(Figure content listings)
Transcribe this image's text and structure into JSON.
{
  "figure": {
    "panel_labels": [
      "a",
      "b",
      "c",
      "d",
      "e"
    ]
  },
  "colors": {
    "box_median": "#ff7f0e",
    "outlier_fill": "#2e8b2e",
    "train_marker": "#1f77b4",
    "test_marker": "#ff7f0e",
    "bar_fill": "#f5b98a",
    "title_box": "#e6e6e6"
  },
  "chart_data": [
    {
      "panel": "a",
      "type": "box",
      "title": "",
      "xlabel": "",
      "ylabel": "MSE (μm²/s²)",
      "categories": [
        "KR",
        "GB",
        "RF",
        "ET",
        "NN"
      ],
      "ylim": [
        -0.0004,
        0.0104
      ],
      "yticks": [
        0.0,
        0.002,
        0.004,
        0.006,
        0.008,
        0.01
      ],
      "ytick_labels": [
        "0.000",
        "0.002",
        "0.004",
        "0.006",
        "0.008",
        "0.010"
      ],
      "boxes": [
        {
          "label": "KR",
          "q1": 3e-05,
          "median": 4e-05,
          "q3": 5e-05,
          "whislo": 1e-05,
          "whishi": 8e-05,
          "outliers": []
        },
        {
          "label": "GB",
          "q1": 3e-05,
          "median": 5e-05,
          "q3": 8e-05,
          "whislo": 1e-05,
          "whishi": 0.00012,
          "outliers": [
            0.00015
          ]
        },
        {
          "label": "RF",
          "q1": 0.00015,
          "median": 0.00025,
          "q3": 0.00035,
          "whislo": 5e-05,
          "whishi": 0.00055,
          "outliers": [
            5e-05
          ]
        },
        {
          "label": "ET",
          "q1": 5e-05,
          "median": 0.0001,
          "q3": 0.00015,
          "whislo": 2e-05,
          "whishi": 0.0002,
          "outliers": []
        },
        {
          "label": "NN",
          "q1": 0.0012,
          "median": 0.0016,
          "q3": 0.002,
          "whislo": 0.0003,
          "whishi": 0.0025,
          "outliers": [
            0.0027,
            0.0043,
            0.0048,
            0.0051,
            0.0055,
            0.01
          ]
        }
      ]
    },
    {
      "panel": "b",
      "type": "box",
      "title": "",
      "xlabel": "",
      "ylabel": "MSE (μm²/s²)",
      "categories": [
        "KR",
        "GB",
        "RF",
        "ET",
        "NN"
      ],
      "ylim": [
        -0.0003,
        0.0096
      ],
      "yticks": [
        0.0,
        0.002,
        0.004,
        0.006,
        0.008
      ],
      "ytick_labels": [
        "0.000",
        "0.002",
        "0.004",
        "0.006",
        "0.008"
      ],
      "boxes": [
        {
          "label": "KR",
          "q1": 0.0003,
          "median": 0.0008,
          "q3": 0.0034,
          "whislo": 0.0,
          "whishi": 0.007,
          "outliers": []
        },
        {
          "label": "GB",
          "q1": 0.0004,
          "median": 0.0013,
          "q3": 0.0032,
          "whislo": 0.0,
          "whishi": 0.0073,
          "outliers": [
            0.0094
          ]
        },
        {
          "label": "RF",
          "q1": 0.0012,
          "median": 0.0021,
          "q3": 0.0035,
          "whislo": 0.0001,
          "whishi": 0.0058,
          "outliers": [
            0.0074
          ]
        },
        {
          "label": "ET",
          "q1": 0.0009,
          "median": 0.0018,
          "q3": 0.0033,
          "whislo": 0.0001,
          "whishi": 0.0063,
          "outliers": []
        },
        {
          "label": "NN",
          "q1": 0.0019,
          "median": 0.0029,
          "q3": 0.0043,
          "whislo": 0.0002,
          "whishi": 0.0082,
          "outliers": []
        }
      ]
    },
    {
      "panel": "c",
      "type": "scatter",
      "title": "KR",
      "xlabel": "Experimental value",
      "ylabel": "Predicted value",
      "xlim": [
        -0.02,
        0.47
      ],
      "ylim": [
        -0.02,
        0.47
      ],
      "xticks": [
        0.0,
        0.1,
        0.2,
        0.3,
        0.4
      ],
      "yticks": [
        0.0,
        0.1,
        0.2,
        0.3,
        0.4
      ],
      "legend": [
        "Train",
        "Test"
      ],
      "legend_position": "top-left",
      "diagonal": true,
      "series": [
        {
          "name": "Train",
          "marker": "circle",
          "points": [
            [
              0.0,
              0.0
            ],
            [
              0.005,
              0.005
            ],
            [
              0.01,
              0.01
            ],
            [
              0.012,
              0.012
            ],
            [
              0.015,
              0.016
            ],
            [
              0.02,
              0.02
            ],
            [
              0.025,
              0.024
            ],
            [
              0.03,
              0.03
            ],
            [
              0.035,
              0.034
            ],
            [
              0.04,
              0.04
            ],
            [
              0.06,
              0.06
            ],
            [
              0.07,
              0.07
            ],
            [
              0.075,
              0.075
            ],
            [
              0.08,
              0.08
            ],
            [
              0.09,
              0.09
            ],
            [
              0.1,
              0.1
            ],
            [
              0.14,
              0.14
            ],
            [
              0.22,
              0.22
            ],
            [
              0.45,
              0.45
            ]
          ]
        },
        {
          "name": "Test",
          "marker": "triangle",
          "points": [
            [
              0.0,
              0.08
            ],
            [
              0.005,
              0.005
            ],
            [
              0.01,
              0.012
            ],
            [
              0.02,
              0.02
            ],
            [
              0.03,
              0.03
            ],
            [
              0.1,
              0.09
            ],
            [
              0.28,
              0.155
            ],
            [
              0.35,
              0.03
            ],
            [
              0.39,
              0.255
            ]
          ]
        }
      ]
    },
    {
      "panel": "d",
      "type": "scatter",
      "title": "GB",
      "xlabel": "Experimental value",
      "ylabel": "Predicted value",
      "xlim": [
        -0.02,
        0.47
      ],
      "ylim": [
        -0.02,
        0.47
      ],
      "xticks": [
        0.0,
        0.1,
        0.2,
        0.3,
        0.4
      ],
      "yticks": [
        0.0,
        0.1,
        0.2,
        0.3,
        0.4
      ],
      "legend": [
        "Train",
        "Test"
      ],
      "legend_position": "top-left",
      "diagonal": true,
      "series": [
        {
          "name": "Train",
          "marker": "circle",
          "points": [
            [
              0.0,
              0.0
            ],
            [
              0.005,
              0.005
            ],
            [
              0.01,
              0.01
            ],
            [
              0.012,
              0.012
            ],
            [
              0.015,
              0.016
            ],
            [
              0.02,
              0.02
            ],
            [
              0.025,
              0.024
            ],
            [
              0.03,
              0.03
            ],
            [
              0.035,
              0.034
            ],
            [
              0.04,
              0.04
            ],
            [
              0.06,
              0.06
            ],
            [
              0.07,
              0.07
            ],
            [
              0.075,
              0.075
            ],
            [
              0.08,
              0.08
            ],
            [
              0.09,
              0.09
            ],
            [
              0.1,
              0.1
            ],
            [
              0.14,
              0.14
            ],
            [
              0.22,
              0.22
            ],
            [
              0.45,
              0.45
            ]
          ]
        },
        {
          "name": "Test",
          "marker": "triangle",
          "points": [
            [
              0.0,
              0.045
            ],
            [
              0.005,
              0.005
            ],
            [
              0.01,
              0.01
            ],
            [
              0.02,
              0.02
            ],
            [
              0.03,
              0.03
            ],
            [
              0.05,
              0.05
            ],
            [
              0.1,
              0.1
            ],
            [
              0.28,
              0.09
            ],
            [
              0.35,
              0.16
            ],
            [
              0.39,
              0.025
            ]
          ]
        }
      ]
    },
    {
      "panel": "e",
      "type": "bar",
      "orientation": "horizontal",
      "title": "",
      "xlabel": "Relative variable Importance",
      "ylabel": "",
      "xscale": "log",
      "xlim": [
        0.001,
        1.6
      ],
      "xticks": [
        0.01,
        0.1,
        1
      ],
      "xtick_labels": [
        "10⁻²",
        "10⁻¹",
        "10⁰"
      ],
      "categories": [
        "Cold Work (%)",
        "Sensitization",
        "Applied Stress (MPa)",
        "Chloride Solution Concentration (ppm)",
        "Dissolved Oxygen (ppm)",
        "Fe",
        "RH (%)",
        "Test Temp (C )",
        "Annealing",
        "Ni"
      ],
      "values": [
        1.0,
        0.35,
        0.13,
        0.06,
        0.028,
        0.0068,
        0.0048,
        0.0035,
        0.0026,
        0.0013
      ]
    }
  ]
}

> Task objective
Copy every line of the listing containing the string "whislo".

> In response
          "whislo": 1e-05,
          "whislo": 1e-05,
          "whislo": 5e-05,
          "whislo": 2e-05,
          "whislo": 0.0003,
          "whislo": 0.0,
          "whislo": 0.0,
          "whislo": 0.0001,
          "whislo": 0.0001,
          "whislo": 0.0002,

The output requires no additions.